*What needs to be done*. Leave out the images and repeat the listing below without a single change.

*Material supplied*.
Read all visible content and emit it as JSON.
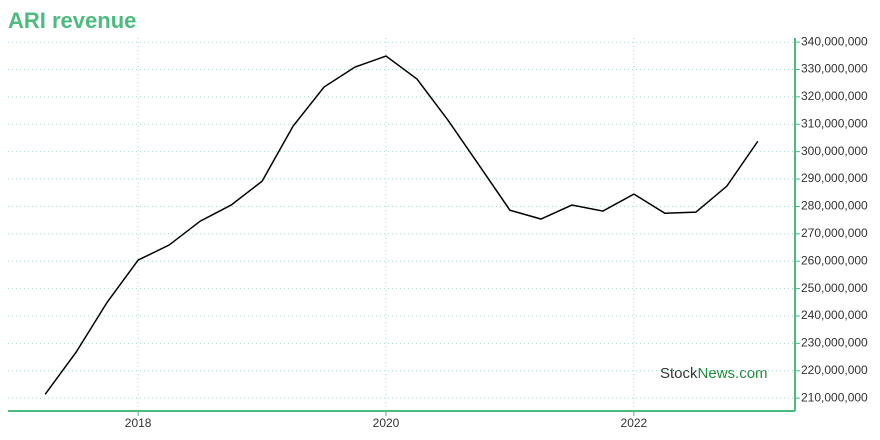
{
  "chart_data": {
    "type": "line",
    "title": "ARI revenue",
    "x": [
      2017.25,
      2017.5,
      2017.75,
      2018.0,
      2018.25,
      2018.5,
      2018.75,
      2019.0,
      2019.25,
      2019.5,
      2019.75,
      2020.0,
      2020.25,
      2020.5,
      2020.75,
      2021.0,
      2021.25,
      2021.5,
      2021.75,
      2022.0,
      2022.25,
      2022.5,
      2022.75,
      2023.0
    ],
    "series": [
      {
        "name": "ARI revenue",
        "color": "#000000",
        "values": [
          211400000,
          226800000,
          245000000,
          260400000,
          265900000,
          274600000,
          280500000,
          289200000,
          309300000,
          323600000,
          330900000,
          334900000,
          326500000,
          311500000,
          295100000,
          278600000,
          275400000,
          280500000,
          278300000,
          284500000,
          277500000,
          277900000,
          287400000,
          303800000
        ]
      }
    ],
    "xlim": [
      2016.95,
      2023.3
    ],
    "xticks": [
      2018,
      2020,
      2022
    ],
    "ylim": [
      205300000,
      341500000
    ],
    "yticks": [
      {
        "value": 210000000,
        "label": "210,000,000"
      },
      {
        "value": 220000000,
        "label": "220,000,000"
      },
      {
        "value": 230000000,
        "label": "230,000,000"
      },
      {
        "value": 240000000,
        "label": "240,000,000"
      },
      {
        "value": 250000000,
        "label": "250,000,000"
      },
      {
        "value": 260000000,
        "label": "260,000,000"
      },
      {
        "value": 270000000,
        "label": "270,000,000"
      },
      {
        "value": 280000000,
        "label": "280,000,000"
      },
      {
        "value": 290000000,
        "label": "290,000,000"
      },
      {
        "value": 300000000,
        "label": "300,000,000"
      },
      {
        "value": 310000000,
        "label": "310,000,000"
      },
      {
        "value": 320000000,
        "label": "320,000,000"
      },
      {
        "value": 330000000,
        "label": "330,000,000"
      },
      {
        "value": 340000000,
        "label": "340,000,000"
      }
    ],
    "grid": true,
    "axis_color": "#4cbb7f",
    "grid_color": "#a8d8d0",
    "watermark": {
      "first": "Stock",
      "second": "News.com",
      "second_color": "#1e8c3a"
    }
  }
}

*Expected answer*.
Read all visible content and emit it as JSON.
{
  "chart_data": {
    "type": "line",
    "title": "ARI revenue",
    "x": [
      2017.25,
      2017.5,
      2017.75,
      2018.0,
      2018.25,
      2018.5,
      2018.75,
      2019.0,
      2019.25,
      2019.5,
      2019.75,
      2020.0,
      2020.25,
      2020.5,
      2020.75,
      2021.0,
      2021.25,
      2021.5,
      2021.75,
      2022.0,
      2022.25,
      2022.5,
      2022.75,
      2023.0
    ],
    "series": [
      {
        "name": "ARI revenue",
        "color": "#000000",
        "values": [
          211400000,
          226800000,
          245000000,
          260400000,
          265900000,
          274600000,
          280500000,
          289200000,
          309300000,
          323600000,
          330900000,
          334900000,
          326500000,
          311500000,
          295100000,
          278600000,
          275400000,
          280500000,
          278300000,
          284500000,
          277500000,
          277900000,
          287400000,
          303800000
        ]
      }
    ],
    "xlim": [
      2016.95,
      2023.3
    ],
    "xticks": [
      2018,
      2020,
      2022
    ],
    "ylim": [
      205300000,
      341500000
    ],
    "yticks": [
      {
        "value": 210000000,
        "label": "210,000,000"
      },
      {
        "value": 220000000,
        "label": "220,000,000"
      },
      {
        "value": 230000000,
        "label": "230,000,000"
      },
      {
        "value": 240000000,
        "label": "240,000,000"
      },
      {
        "value": 250000000,
        "label": "250,000,000"
      },
      {
        "value": 260000000,
        "label": "260,000,000"
      },
      {
        "value": 270000000,
        "label": "270,000,000"
      },
      {
        "value": 280000000,
        "label": "280,000,000"
      },
      {
        "value": 290000000,
        "label": "290,000,000"
      },
      {
        "value": 300000000,
        "label": "300,000,000"
      },
      {
        "value": 310000000,
        "label": "310,000,000"
      },
      {
        "value": 320000000,
        "label": "320,000,000"
      },
      {
        "value": 330000000,
        "label": "330,000,000"
      },
      {
        "value": 340000000,
        "label": "340,000,000"
      }
    ],
    "grid": true,
    "axis_color": "#4cbb7f",
    "grid_color": "#a8d8d0",
    "watermark": {
      "first": "Stock",
      "second": "News.com",
      "second_color": "#1e8c3a"
    }
  }
}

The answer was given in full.